- [PROBLEM]:
Restate the entries below word for word, omitting nothing.

- [RECORDS PROVIDED]:

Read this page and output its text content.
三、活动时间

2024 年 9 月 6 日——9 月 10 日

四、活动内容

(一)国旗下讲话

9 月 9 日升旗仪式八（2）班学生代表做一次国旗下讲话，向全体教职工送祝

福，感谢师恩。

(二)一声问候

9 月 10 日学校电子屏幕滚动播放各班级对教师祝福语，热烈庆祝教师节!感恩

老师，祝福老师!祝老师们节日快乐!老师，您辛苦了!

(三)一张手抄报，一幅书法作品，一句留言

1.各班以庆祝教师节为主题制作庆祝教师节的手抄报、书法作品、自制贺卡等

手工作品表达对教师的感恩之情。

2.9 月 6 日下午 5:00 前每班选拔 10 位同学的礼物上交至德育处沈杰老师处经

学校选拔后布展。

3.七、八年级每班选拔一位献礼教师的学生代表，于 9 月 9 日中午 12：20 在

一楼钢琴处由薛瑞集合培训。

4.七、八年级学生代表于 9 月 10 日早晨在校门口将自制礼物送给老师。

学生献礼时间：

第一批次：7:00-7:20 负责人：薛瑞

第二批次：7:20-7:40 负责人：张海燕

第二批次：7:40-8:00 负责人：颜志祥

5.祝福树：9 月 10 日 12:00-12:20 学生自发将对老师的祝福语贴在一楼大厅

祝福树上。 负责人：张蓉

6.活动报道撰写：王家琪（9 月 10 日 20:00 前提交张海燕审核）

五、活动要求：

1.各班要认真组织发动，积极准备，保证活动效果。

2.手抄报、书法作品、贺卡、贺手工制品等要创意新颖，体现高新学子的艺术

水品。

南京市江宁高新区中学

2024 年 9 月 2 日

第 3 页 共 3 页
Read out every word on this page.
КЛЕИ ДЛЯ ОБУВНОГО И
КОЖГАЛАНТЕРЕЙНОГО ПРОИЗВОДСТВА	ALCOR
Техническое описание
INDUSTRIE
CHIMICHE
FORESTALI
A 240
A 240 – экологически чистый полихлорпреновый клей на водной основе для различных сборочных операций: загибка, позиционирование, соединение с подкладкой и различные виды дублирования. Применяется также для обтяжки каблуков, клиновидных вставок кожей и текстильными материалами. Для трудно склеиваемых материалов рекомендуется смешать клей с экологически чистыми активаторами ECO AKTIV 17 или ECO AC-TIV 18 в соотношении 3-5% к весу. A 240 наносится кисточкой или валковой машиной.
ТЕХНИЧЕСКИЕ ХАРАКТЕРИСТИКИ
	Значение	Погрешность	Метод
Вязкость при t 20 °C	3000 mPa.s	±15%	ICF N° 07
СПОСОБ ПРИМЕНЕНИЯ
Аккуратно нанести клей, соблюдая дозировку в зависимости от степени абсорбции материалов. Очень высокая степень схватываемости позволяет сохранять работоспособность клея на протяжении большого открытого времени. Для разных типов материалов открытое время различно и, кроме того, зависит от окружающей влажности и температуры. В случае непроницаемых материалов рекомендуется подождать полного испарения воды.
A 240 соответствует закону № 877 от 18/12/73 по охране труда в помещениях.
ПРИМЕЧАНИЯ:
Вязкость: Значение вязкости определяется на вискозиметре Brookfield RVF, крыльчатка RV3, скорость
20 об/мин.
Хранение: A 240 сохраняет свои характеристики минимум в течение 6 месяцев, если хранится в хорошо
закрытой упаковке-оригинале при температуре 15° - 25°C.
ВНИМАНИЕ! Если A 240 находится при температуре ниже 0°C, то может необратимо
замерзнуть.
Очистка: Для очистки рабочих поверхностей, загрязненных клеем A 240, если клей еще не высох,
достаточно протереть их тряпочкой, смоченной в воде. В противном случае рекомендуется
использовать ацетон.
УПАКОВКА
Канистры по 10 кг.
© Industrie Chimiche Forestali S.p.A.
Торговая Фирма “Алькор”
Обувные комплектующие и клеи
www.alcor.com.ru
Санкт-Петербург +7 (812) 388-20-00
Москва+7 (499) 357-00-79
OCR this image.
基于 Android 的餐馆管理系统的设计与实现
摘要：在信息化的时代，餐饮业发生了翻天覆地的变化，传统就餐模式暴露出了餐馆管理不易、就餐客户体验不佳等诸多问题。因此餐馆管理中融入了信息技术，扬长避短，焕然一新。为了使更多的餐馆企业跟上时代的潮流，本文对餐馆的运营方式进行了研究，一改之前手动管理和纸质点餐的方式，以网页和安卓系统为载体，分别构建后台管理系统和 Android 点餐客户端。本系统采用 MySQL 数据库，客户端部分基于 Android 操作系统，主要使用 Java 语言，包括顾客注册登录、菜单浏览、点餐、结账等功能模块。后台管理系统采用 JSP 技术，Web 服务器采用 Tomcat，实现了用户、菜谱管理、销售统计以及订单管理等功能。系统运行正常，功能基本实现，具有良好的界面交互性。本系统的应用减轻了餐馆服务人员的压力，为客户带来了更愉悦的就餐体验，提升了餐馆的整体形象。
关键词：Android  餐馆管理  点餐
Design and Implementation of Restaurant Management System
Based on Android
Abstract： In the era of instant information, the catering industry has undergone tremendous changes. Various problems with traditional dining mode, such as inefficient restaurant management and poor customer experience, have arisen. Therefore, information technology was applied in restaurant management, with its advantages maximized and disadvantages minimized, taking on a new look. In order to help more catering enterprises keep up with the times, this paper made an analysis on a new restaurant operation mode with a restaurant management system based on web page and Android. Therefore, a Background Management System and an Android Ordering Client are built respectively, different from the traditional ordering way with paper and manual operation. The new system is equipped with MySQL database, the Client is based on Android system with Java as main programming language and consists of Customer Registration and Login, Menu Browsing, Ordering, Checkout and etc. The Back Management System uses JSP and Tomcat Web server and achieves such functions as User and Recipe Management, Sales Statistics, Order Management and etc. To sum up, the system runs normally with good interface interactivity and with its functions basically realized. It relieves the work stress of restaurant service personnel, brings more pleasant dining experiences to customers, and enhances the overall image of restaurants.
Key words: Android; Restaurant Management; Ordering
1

- [WRITTEN ANSWER]:
Read this page and output its text content.
三、活动时间

2024 年 9 月 6 日——9 月 10 日

四、活动内容

(一)国旗下讲话

9 月 9 日升旗仪式八（2）班学生代表做一次国旗下讲话，向全体教职工送祝

福，感谢师恩。

(二)一声问候

9 月 10 日学校电子屏幕滚动播放各班级对教师祝福语，热烈庆祝教师节!感恩

老师，祝福老师!祝老师们节日快乐!老师，您辛苦了!

(三)一张手抄报，一幅书法作品，一句留言

1.各班以庆祝教师节为主题制作庆祝教师节的手抄报、书法作品、自制贺卡等

手工作品表达对教师的感恩之情。

2.9 月 6 日下午 5:00 前每班选拔 10 位同学的礼物上交至德育处沈杰老师处经

学校选拔后布展。

3.七、八年级每班选拔一位献礼教师的学生代表，于 9 月 9 日中午 12：20 在

一楼钢琴处由薛瑞集合培训。

4.七、八年级学生代表于 9 月 10 日早晨在校门口将自制礼物送给老师。

学生献礼时间：

第一批次：7:00-7:20 负责人：薛瑞

第二批次：7:20-7:40 负责人：张海燕

第二批次：7:40-8:00 负责人：颜志祥

5.祝福树：9 月 10 日 12:00-12:20 学生自发将对老师的祝福语贴在一楼大厅

祝福树上。 负责人：张蓉

6.活动报道撰写：王家琪（9 月 10 日 20:00 前提交张海燕审核）

五、活动要求：

1.各班要认真组织发动，积极准备，保证活动效果。

2.手抄报、书法作品、贺卡、贺手工制品等要创意新颖，体现高新学子的艺术

水品。

南京市江宁高新区中学

2024 年 9 月 2 日

第 3 页 共 3 页
Read out every word on this page.
КЛЕИ ДЛЯ ОБУВНОГО И
КОЖГАЛАНТЕРЕЙНОГО ПРОИЗВОДСТВА	ALCOR
Техническое описание
INDUSTRIE
CHIMICHE
FORESTALI
A 240
A 240 – экологически чистый полихлорпреновый клей на водной основе для различных сборочных операций: загибка, позиционирование, соединение с подкладкой и различные виды дублирования. Применяется также для обтяжки каблуков, клиновидных вставок кожей и текстильными материалами. Для трудно склеиваемых материалов рекомендуется смешать клей с экологически чистыми активаторами ECO AKTIV 17 или ECO AC-TIV 18 в соотношении 3-5% к весу. A 240 наносится кисточкой или валковой машиной.
ТЕХНИЧЕСКИЕ ХАРАКТЕРИСТИКИ
	Значение	Погрешность	Метод
Вязкость при t 20 °C	3000 mPa.s	±15%	ICF N° 07
СПОСОБ ПРИМЕНЕНИЯ
Аккуратно нанести клей, соблюдая дозировку в зависимости от степени абсорбции материалов. Очень высокая степень схватываемости позволяет сохранять работоспособность клея на протяжении большого открытого времени. Для разных типов материалов открытое время различно и, кроме того, зависит от окружающей влажности и температуры. В случае непроницаемых материалов рекомендуется подождать полного испарения воды.
A 240 соответствует закону № 877 от 18/12/73 по охране труда в помещениях.
ПРИМЕЧАНИЯ:
Вязкость: Значение вязкости определяется на вискозиметре Brookfield RVF, крыльчатка RV3, скорость
20 об/мин.
Хранение: A 240 сохраняет свои характеристики минимум в течение 6 месяцев, если хранится в хорошо
закрытой упаковке-оригинале при температуре 15° - 25°C.
ВНИМАНИЕ! Если A 240 находится при температуре ниже 0°C, то может необратимо
замерзнуть.
Очистка: Для очистки рабочих поверхностей, загрязненных клеем A 240, если клей еще не высох,
достаточно протереть их тряпочкой, смоченной в воде. В противном случае рекомендуется
использовать ацетон.
УПАКОВКА
Канистры по 10 кг.
© Industrie Chimiche Forestali S.p.A.
Торговая Фирма “Алькор”
Обувные комплектующие и клеи
www.alcor.com.ru
Санкт-Петербург +7 (812) 388-20-00
Москва+7 (499) 357-00-79
OCR this image.
基于 Android 的餐馆管理系统的设计与实现
摘要：在信息化的时代，餐饮业发生了翻天覆地的变化，传统就餐模式暴露出了餐馆管理不易、就餐客户体验不佳等诸多问题。因此餐馆管理中融入了信息技术，扬长避短，焕然一新。为了使更多的餐馆企业跟上时代的潮流，本文对餐馆的运营方式进行了研究，一改之前手动管理和纸质点餐的方式，以网页和安卓系统为载体，分别构建后台管理系统和 Android 点餐客户端。本系统采用 MySQL 数据库，客户端部分基于 Android 操作系统，主要使用 Java 语言，包括顾客注册登录、菜单浏览、点餐、结账等功能模块。后台管理系统采用 JSP 技术，Web 服务器采用 Tomcat，实现了用户、菜谱管理、销售统计以及订单管理等功能。系统运行正常，功能基本实现，具有良好的界面交互性。本系统的应用减轻了餐馆服务人员的压力，为客户带来了更愉悦的就餐体验，提升了餐馆的整体形象。
关键词：Android  餐馆管理  点餐
Design and Implementation of Restaurant Management System
Based on Android
Abstract： In the era of instant information, the catering industry has undergone tremendous changes. Various problems with traditional dining mode, such as inefficient restaurant management and poor customer experience, have arisen. Therefore, information technology was applied in restaurant management, with its advantages maximized and disadvantages minimized, taking on a new look. In order to help more catering enterprises keep up with the times, this paper made an analysis on a new restaurant operation mode with a restaurant management system based on web page and Android. Therefore, a Background Management System and an Android Ordering Client are built respectively, different from the traditional ordering way with paper and manual operation. The new system is equipped with MySQL database, the Client is based on Android system with Java as main programming language and consists of Customer Registration and Login, Menu Browsing, Ordering, Checkout and etc. The Back Management System uses JSP and Tomcat Web server and achieves such functions as User and Recipe Management, Sales Statistics, Order Management and etc. To sum up, the system runs normally with good interface interactivity and with its functions basically realized. It relieves the work stress of restaurant service personnel, brings more pleasant dining experiences to customers, and enhances the overall image of restaurants.
Key words: Android; Restaurant Management; Ordering
1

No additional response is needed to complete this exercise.